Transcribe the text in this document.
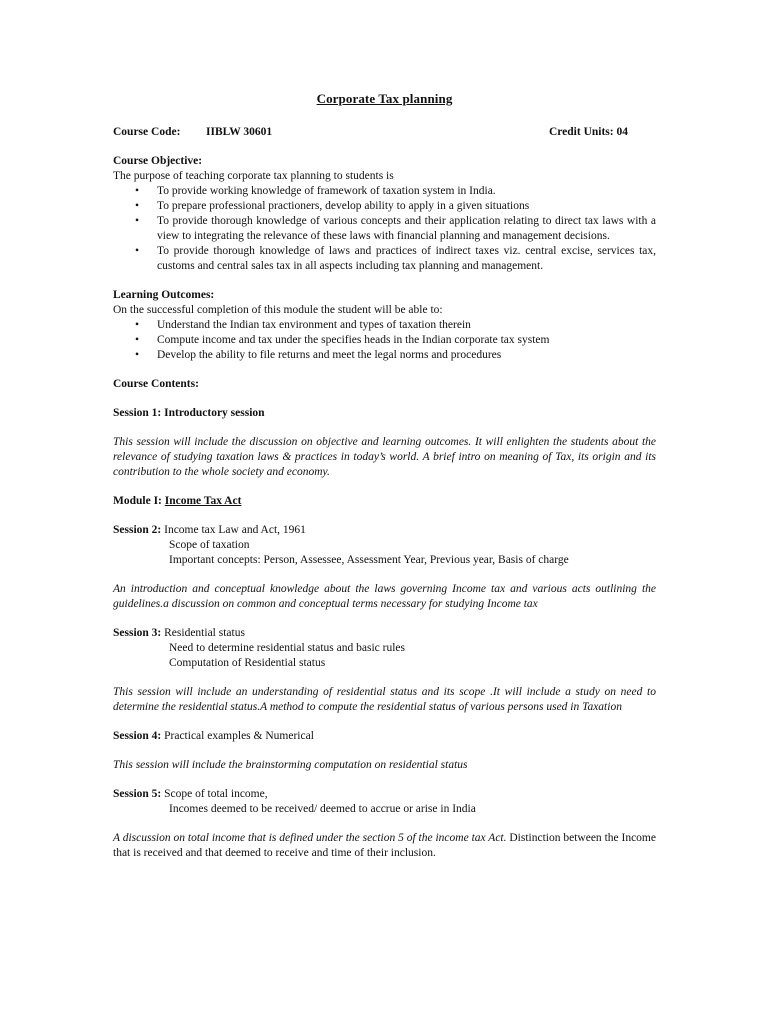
Corporate Tax planning
Course Code: IIBLW 30601	Credit Units: 04

Course Objective:

The purpose of teaching corporate tax planning to students is

• To provide working knowledge of framework of taxation system in India.
• To prepare professional practioners, develop ability to apply in a given situations
• To provide thorough knowledge of various concepts and their application relating to direct tax laws with a view to integrating the relevance of these laws with financial planning and management decisions.
• To provide thorough knowledge of laws and practices of indirect taxes viz. central excise, services tax, customs and central sales tax in all aspects including tax planning and management.

Learning Outcomes:

On the successful completion of this module the student will be able to:

• Understand the Indian tax environment and types of taxation therein
• Compute income and tax under the specifies heads in the Indian corporate tax system
• Develop the ability to file returns and meet the legal norms and procedures

Course Contents:

Session 1: Introductory session

This session will include the discussion on objective and learning outcomes. It will enlighten the students about the relevance of studying taxation laws & practices in today’s world. A brief intro on meaning of Tax, its origin and its contribution to the whole society and economy.

Module I: Income Tax Act

Session 2: Income tax Law and Act, 1961

Scope of taxation

Important concepts: Person, Assessee, Assessment Year, Previous year, Basis of charge

An introduction and conceptual knowledge about the laws governing Income tax and various acts outlining the guidelines.a discussion on common and conceptual terms necessary for studying Income tax

Session 3: Residential status

Need to determine residential status and basic rules

Computation of Residential status

This session will include an understanding of residential status and its scope .It will include a study on need to determine the residential status.A method to compute the residential status of various persons used in Taxation

Session 4: Practical examples & Numerical

This session will include the brainstorming computation on residential status

Session 5: Scope of total income,

Incomes deemed to be received/ deemed to accrue or arise in India

A discussion on total income that is defined under the section 5 of the income tax Act. Distinction between the Income that is received and that deemed to receive and time of their inclusion.
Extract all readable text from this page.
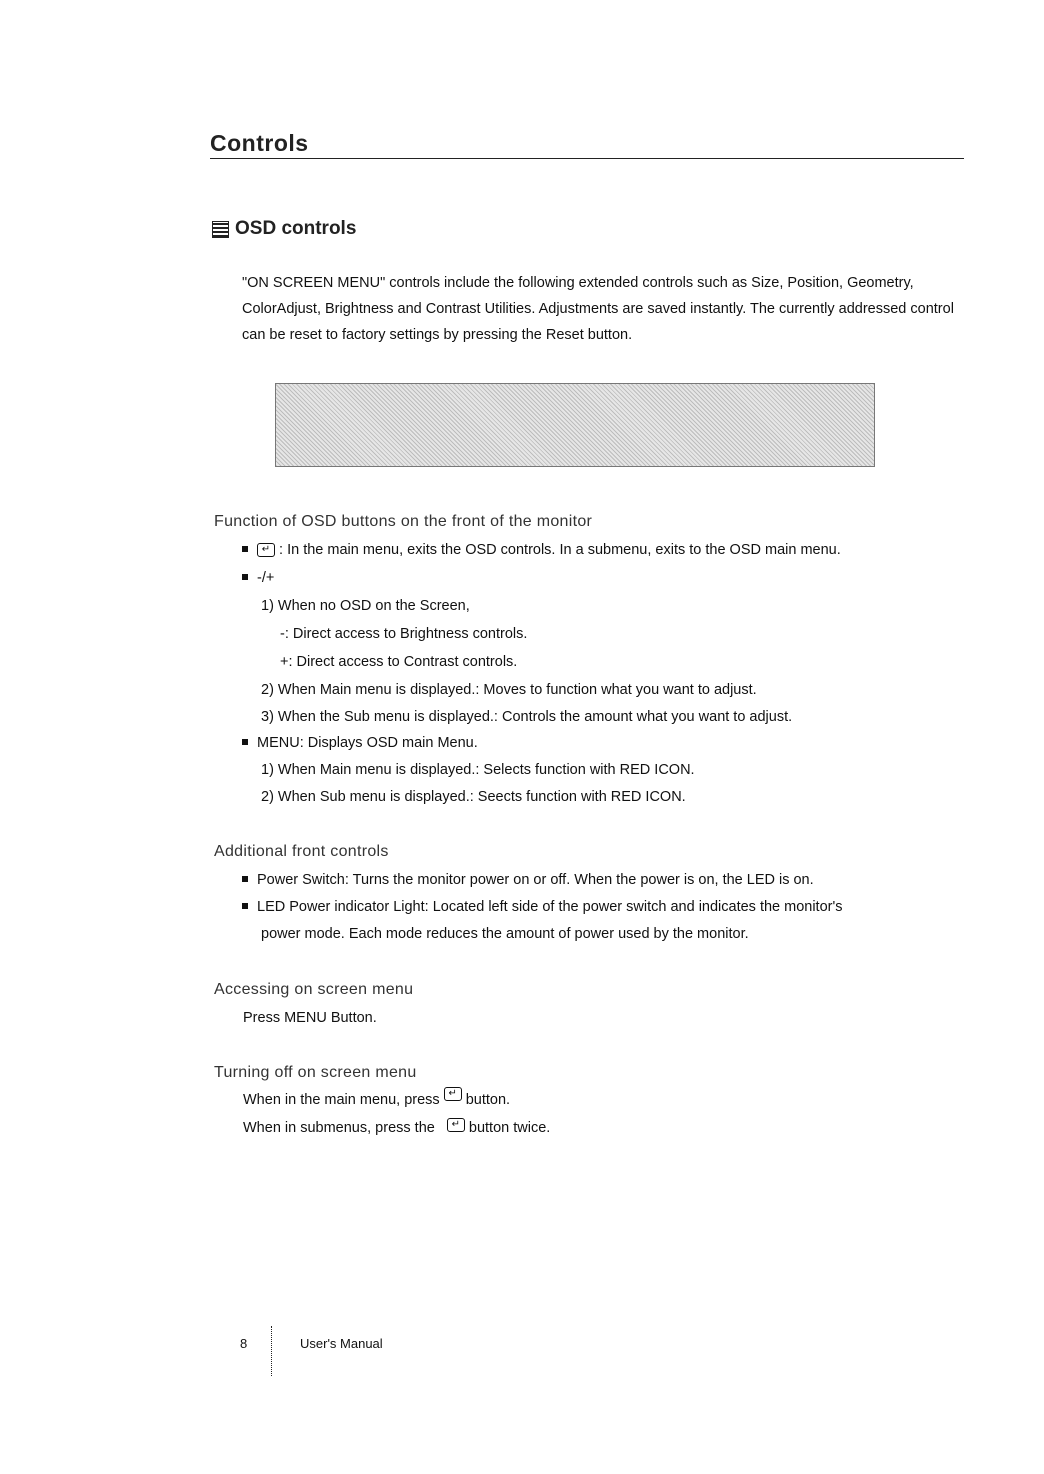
Controls
OSD controls
"ON SCREEN MENU" controls include the following extended controls such as Size, Position, Geometry, ColorAdjust, Brightness and Contrast Utilities. Adjustments are saved instantly. The currently addressed control can be reset to factory settings by pressing the Reset button.
Function of OSD buttons on the front of the monitor
↵ : In the main menu, exits the OSD controls. In a submenu, exits to the OSD main menu.
-/+
1) When no OSD on the Screen,
-: Direct access to Brightness controls.
+: Direct access to Contrast controls.
2) When Main menu is displayed.: Moves to function what you want to adjust.
3) When the Sub menu is displayed.: Controls the amount what you want to adjust.
MENU: Displays OSD main Menu.
1) When Main menu is displayed.: Selects function with RED ICON.
2) When Sub menu is displayed.: Seects function with RED ICON.
Additional front controls
Power Switch: Turns the monitor power on or off. When the power is on, the LED is on.
LED Power indicator Light: Located left side of the power switch and indicates the monitor's
power mode. Each mode reduces the amount of power used by the monitor.
Accessing on screen menu
Press MENU Button.
Turning off on screen menu
When in the main menu, press ↵ button.
When in submenus, press the ↵ button twice.
8	User's Manual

────────────────

▶ _What you are asked to do_: Show all lines from the listing above in which "ICON" appears.

▶ _Task answer_:
1) When Main menu is displayed.: Selects function with RED ICON.
2) When Sub menu is displayed.: Seects function with RED ICON.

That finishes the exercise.